### Task requirements
Within the listing that follows, state how many lines include the word "icon"; write only that number.

═════ Task input

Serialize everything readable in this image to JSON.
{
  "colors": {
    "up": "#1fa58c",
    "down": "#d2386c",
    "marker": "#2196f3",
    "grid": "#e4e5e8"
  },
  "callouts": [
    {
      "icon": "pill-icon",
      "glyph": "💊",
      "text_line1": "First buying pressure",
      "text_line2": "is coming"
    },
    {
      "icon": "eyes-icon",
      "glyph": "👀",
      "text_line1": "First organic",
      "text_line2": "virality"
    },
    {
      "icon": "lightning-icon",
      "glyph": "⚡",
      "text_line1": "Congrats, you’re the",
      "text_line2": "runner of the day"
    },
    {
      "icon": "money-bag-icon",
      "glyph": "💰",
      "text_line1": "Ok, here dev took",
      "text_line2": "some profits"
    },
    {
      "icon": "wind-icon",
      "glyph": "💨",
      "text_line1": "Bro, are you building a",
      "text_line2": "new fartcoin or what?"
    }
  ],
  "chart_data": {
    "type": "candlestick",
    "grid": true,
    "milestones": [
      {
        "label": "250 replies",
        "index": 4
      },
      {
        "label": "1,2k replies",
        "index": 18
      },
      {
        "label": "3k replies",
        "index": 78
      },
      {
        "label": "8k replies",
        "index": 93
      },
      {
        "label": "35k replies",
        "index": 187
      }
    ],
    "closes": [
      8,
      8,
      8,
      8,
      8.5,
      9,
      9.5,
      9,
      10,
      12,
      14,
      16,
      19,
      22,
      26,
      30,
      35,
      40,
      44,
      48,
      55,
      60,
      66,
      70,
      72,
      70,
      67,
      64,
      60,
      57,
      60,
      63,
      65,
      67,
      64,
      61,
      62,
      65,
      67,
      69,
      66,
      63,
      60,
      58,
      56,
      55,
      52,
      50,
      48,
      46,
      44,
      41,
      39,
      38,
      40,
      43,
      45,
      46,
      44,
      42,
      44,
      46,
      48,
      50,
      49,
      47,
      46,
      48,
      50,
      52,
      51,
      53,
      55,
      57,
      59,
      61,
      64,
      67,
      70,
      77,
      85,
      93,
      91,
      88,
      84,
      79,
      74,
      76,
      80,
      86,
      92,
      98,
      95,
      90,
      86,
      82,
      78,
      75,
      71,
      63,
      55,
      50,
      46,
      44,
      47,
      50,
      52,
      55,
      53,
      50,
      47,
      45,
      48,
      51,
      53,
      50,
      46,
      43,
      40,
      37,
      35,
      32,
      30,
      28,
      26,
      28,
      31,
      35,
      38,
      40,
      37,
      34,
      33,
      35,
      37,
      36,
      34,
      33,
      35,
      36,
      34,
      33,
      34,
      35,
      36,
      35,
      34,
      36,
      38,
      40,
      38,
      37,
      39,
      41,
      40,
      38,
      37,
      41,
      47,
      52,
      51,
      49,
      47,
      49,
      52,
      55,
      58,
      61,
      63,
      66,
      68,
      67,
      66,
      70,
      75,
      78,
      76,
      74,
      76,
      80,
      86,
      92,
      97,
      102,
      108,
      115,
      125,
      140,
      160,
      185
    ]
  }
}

══════════

### Written reply
5